BEGIN Entries

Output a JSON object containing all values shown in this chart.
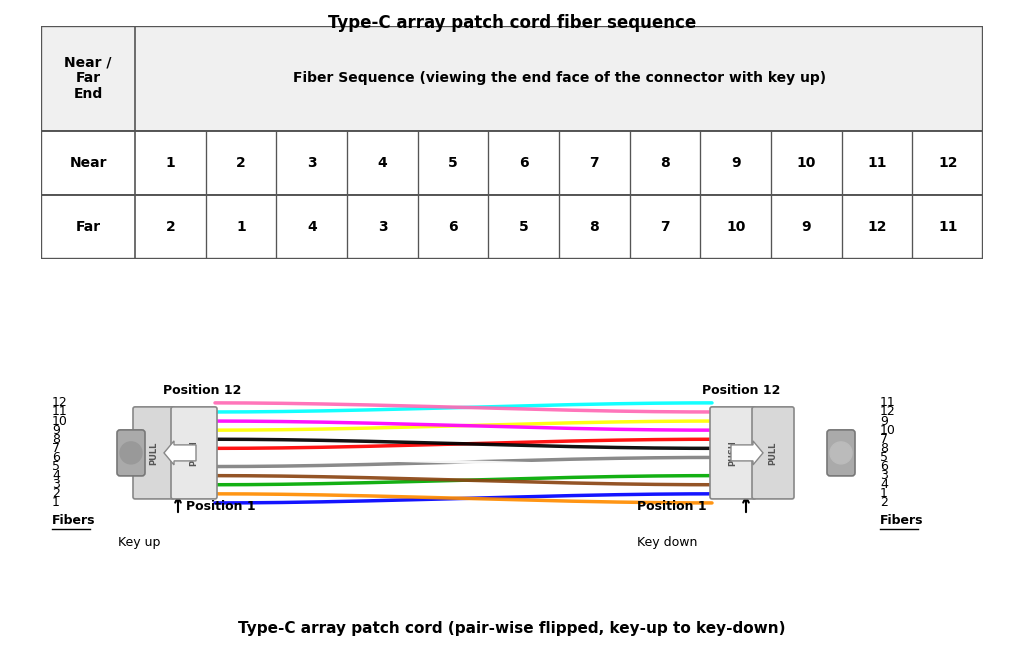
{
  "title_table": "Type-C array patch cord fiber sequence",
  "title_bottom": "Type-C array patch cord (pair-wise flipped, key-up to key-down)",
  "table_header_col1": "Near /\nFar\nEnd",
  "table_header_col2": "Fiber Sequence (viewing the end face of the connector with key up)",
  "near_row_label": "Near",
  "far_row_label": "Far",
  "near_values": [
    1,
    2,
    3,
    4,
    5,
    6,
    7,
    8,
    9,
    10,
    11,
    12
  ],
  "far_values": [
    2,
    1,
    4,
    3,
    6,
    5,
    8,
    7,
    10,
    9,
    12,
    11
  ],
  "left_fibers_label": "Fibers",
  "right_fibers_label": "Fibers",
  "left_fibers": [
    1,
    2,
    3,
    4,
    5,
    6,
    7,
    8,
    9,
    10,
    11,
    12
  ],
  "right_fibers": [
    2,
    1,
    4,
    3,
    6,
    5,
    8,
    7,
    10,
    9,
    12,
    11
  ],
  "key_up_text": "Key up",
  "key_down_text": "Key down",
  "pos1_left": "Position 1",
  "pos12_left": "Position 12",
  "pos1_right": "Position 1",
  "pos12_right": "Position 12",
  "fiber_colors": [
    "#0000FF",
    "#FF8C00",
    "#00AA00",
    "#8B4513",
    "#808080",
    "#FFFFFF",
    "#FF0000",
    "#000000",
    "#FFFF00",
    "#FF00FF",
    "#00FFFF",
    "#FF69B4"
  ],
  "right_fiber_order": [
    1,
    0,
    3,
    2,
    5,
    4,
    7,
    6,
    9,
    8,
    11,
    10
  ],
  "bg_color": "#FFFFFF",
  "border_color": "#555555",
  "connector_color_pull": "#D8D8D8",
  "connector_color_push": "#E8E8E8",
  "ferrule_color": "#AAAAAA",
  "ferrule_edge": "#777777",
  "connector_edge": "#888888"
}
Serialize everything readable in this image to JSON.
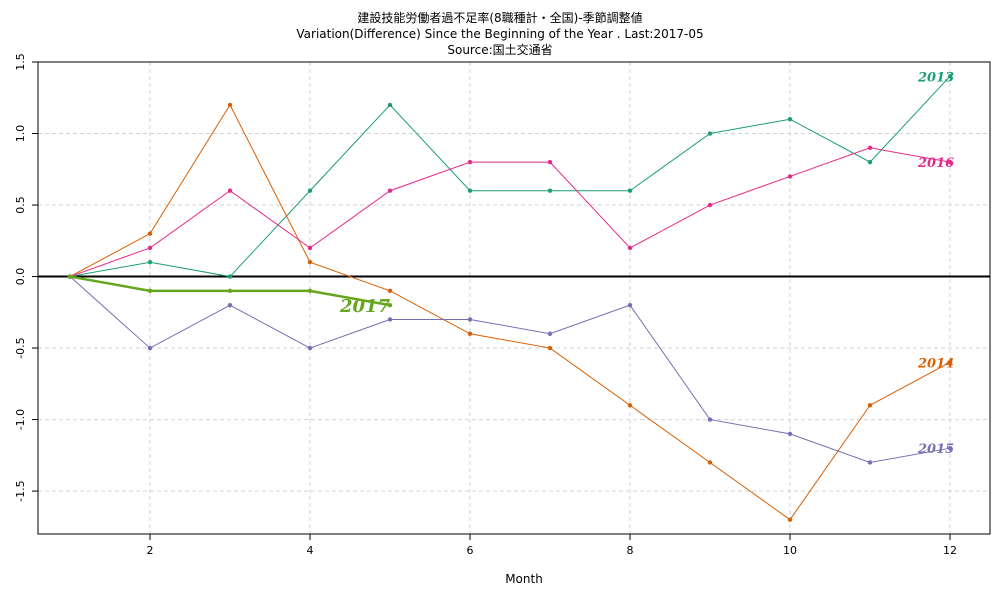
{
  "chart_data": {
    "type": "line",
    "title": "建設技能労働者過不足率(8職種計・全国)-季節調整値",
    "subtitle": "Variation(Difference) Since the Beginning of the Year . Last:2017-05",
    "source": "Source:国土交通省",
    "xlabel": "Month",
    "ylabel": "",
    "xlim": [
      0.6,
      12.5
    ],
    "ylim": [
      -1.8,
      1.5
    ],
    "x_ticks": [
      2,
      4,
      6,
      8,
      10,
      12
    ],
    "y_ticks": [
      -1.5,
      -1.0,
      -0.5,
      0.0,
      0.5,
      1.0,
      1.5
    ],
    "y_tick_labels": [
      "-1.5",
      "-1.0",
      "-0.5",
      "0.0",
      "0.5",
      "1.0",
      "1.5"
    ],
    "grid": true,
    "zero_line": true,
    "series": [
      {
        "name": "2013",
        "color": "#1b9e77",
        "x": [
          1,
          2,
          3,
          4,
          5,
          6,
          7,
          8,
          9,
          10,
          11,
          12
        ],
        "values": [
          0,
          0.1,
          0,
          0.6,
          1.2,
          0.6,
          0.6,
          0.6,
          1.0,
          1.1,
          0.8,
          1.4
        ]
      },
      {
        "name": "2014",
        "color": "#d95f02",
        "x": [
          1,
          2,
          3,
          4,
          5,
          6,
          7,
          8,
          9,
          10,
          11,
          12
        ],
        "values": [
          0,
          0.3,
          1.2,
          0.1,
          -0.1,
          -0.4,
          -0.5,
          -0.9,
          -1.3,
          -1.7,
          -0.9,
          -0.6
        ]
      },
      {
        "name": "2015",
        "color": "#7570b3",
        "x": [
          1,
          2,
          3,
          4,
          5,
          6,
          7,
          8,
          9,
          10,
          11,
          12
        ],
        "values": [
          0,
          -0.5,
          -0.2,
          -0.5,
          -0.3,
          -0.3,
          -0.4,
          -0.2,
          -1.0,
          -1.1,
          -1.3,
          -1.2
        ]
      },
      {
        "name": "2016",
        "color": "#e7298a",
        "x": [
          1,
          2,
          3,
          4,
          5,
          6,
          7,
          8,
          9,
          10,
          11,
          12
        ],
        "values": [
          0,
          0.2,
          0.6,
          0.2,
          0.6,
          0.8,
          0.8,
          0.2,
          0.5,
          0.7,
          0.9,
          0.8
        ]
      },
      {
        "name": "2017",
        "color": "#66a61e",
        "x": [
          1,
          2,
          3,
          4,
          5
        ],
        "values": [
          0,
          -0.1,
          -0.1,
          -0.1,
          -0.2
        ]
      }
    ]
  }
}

END Entries

Given instruction » Reproduce the records verbatim, omitting all images they contain.

Result for this exercise »
Output a JSON object containing all values shown in this chart.
{
  "title_table": "Type-C array patch cord fiber sequence",
  "title_bottom": "Type-C array patch cord (pair-wise flipped, key-up to key-down)",
  "table_header_col1": "Near /\nFar\nEnd",
  "table_header_col2": "Fiber Sequence (viewing the end face of the connector with key up)",
  "near_row_label": "Near",
  "far_row_label": "Far",
  "near_values": [
    1,
    2,
    3,
    4,
    5,
    6,
    7,
    8,
    9,
    10,
    11,
    12
  ],
  "far_values": [
    2,
    1,
    4,
    3,
    6,
    5,
    8,
    7,
    10,
    9,
    12,
    11
  ],
  "left_fibers_label": "Fibers",
  "right_fibers_label": "Fibers",
  "left_fibers": [
    1,
    2,
    3,
    4,
    5,
    6,
    7,
    8,
    9,
    10,
    11,
    12
  ],
  "right_fibers": [
    2,
    1,
    4,
    3,
    6,
    5,
    8,
    7,
    10,
    9,
    12,
    11
  ],
  "key_up_text": "Key up",
  "key_down_text": "Key down",
  "pos1_left": "Position 1",
  "pos12_left": "Position 12",
  "pos1_right": "Position 1",
  "pos12_right": "Position 12",
  "fiber_colors": [
    "#0000FF",
    "#FF8C00",
    "#00AA00",
    "#8B4513",
    "#808080",
    "#FFFFFF",
    "#FF0000",
    "#000000",
    "#FFFF00",
    "#FF00FF",
    "#00FFFF",
    "#FF69B4"
  ],
  "right_fiber_order": [
    1,
    0,
    3,
    2,
    5,
    4,
    7,
    6,
    9,
    8,
    11,
    10
  ],
  "bg_color": "#FFFFFF",
  "border_color": "#555555",
  "connector_color_pull": "#D8D8D8",
  "connector_color_push": "#E8E8E8",
  "ferrule_color": "#AAAAAA",
  "ferrule_edge": "#777777",
  "connector_edge": "#888888"
}
Serialize everything readable in this image to JSON.
{
  "chart_data": {
    "type": "line",
    "title": "建設技能労働者過不足率(8職種計・全国)-季節調整値",
    "subtitle": "Variation(Difference) Since the Beginning of the Year . Last:2017-05",
    "source": "Source:国土交通省",
    "xlabel": "Month",
    "ylabel": "",
    "xlim": [
      0.6,
      12.5
    ],
    "ylim": [
      -1.8,
      1.5
    ],
    "x_ticks": [
      2,
      4,
      6,
      8,
      10,
      12
    ],
    "y_ticks": [
      -1.5,
      -1.0,
      -0.5,
      0.0,
      0.5,
      1.0,
      1.5
    ],
    "y_tick_labels": [
      "-1.5",
      "-1.0",
      "-0.5",
      "0.0",
      "0.5",
      "1.0",
      "1.5"
    ],
    "grid": true,
    "zero_line": true,
    "series": [
      {
        "name": "2013",
        "color": "#1b9e77",
        "x": [
          1,
          2,
          3,
          4,
          5,
          6,
          7,
          8,
          9,
          10,
          11,
          12
        ],
        "values": [
          0,
          0.1,
          0,
          0.6,
          1.2,
          0.6,
          0.6,
          0.6,
          1.0,
          1.1,
          0.8,
          1.4
        ]
      },
      {
        "name": "2014",
        "color": "#d95f02",
        "x": [
          1,
          2,
          3,
          4,
          5,
          6,
          7,
          8,
          9,
          10,
          11,
          12
        ],
        "values": [
          0,
          0.3,
          1.2,
          0.1,
          -0.1,
          -0.4,
          -0.5,
          -0.9,
          -1.3,
          -1.7,
          -0.9,
          -0.6
        ]
      },
      {
        "name": "2015",
        "color": "#7570b3",
        "x": [
          1,
          2,
          3,
          4,
          5,
          6,
          7,
          8,
          9,
          10,
          11,
          12
        ],
        "values": [
          0,
          -0.5,
          -0.2,
          -0.5,
          -0.3,
          -0.3,
          -0.4,
          -0.2,
          -1.0,
          -1.1,
          -1.3,
          -1.2
        ]
      },
      {
        "name": "2016",
        "color": "#e7298a",
        "x": [
          1,
          2,
          3,
          4,
          5,
          6,
          7,
          8,
          9,
          10,
          11,
          12
        ],
        "values": [
          0,
          0.2,
          0.6,
          0.2,
          0.6,
          0.8,
          0.8,
          0.2,
          0.5,
          0.7,
          0.9,
          0.8
        ]
      },
      {
        "name": "2017",
        "color": "#66a61e",
        "x": [
          1,
          2,
          3,
          4,
          5
        ],
        "values": [
          0,
          -0.1,
          -0.1,
          -0.1,
          -0.2
        ]
      }
    ]
  }
}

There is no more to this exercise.